>> START Data excerpts
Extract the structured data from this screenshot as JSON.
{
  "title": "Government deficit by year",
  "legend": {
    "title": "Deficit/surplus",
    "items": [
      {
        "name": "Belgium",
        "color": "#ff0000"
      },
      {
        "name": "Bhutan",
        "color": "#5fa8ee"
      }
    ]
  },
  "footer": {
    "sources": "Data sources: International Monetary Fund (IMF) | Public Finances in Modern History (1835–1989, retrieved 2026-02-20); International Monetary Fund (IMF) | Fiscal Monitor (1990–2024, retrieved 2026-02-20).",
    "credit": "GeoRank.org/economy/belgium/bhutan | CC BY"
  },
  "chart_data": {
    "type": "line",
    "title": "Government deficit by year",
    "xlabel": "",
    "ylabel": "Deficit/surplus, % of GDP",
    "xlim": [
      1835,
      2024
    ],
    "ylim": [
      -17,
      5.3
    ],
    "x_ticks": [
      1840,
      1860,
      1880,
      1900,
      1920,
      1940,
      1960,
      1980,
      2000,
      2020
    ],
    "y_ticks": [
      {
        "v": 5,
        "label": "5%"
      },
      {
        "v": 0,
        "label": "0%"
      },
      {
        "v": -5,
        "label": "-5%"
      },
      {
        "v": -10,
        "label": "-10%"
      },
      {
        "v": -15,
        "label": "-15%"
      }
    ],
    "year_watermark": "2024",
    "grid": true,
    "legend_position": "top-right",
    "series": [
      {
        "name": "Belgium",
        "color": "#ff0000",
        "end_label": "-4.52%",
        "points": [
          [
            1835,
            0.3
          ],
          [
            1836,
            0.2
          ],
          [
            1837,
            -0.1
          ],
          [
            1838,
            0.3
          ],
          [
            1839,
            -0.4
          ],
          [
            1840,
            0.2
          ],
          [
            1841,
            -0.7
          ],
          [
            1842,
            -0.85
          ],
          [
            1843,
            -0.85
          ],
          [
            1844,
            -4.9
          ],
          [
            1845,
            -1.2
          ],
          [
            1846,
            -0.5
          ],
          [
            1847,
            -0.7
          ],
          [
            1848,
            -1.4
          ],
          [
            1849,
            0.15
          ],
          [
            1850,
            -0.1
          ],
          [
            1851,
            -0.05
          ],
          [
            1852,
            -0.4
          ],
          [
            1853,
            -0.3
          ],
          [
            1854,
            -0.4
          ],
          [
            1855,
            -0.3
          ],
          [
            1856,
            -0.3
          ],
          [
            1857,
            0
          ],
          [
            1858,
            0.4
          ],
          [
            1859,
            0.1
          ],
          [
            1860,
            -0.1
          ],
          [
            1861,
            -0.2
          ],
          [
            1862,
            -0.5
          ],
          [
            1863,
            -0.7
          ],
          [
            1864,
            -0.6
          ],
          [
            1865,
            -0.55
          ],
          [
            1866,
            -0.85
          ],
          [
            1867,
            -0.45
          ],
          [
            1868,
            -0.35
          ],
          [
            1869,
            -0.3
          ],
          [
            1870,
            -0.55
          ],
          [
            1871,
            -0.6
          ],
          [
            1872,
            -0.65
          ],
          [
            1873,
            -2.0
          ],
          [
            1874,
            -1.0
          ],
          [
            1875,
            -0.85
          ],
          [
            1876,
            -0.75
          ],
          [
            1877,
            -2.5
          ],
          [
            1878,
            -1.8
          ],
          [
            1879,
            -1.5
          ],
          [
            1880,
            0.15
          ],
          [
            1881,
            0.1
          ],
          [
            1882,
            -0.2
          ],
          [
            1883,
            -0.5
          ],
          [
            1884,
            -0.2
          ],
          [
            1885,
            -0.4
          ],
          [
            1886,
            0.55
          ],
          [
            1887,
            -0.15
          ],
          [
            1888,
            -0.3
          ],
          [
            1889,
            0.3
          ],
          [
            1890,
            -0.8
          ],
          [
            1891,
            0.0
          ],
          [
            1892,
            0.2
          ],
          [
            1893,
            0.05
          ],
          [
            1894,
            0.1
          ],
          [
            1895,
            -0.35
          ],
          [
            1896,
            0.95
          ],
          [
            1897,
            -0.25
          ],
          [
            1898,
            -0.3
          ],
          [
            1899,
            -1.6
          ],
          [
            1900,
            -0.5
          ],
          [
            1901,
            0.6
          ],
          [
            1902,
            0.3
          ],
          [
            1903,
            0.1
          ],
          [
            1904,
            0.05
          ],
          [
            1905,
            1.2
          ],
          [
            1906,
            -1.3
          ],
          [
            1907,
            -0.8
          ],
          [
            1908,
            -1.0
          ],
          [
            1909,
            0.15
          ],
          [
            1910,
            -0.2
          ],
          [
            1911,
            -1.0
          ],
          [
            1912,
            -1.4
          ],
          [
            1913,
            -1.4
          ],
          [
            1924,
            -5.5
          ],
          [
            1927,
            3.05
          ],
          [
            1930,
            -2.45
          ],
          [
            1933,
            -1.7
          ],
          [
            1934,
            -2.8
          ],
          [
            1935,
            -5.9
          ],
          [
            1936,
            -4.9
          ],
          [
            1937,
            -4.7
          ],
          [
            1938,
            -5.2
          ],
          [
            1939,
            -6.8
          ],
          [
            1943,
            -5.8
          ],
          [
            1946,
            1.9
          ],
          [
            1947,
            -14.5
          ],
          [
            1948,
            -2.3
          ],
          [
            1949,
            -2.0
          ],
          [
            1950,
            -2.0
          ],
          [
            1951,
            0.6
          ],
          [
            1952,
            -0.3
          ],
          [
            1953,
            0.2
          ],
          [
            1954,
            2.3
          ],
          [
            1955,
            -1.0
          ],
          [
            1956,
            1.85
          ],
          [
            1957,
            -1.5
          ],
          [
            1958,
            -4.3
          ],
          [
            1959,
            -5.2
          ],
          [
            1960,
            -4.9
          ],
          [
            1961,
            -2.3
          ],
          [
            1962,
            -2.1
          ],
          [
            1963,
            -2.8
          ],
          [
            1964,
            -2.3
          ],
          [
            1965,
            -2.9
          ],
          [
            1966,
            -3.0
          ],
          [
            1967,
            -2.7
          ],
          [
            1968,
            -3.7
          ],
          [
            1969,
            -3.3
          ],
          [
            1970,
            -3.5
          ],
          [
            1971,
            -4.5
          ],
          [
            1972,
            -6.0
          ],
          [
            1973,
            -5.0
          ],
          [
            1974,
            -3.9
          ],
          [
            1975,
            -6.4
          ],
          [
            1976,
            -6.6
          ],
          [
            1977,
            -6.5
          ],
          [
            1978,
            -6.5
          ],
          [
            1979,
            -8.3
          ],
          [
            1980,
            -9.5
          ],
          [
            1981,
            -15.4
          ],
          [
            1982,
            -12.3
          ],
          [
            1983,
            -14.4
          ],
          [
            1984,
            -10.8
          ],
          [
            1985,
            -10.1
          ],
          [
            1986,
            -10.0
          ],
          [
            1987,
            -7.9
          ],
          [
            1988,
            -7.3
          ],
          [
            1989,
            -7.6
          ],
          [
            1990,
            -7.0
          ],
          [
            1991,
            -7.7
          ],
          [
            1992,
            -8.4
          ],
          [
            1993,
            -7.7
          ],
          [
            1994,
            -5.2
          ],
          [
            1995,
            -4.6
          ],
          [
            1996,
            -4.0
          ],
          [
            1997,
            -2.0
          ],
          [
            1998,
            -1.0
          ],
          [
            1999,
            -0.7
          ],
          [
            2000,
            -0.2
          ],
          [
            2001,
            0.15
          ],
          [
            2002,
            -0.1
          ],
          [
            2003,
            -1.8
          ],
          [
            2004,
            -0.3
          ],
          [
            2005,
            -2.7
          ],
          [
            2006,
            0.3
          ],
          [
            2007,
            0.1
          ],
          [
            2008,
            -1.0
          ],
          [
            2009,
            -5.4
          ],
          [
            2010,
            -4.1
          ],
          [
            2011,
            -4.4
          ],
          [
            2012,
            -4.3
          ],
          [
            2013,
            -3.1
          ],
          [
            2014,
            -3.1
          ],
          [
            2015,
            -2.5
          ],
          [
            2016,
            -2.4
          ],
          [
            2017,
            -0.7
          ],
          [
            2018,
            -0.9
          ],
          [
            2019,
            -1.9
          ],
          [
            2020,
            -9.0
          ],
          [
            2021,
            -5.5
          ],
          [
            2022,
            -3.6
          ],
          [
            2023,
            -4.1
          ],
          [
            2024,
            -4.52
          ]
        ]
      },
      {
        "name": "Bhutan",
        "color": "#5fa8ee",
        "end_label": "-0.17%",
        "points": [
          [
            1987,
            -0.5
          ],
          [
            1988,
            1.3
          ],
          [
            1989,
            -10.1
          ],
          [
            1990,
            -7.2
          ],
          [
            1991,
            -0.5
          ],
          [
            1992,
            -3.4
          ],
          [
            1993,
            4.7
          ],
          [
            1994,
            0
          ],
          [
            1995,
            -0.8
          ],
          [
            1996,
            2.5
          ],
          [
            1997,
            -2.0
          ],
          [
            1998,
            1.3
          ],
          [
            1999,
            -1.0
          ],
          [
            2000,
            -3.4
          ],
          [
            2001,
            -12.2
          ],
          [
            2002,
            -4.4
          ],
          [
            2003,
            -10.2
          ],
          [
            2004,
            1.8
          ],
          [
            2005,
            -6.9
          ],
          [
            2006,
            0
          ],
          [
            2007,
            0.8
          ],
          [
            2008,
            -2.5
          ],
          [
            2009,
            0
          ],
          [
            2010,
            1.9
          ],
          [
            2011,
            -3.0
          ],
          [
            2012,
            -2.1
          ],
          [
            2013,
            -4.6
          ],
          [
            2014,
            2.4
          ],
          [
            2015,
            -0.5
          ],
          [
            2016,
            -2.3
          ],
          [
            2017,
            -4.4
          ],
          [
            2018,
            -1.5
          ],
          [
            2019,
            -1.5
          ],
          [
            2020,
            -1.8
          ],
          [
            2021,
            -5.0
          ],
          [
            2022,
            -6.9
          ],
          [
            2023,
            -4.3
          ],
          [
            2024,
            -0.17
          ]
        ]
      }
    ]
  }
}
>> END Data excerpts
* What is expected: Search the preceding listing for "title" and extract every line where it is found.

* Full answer:
  "title": "Government deficit by year",
    "title": "Deficit/surplus",
    "title": "Government deficit by year",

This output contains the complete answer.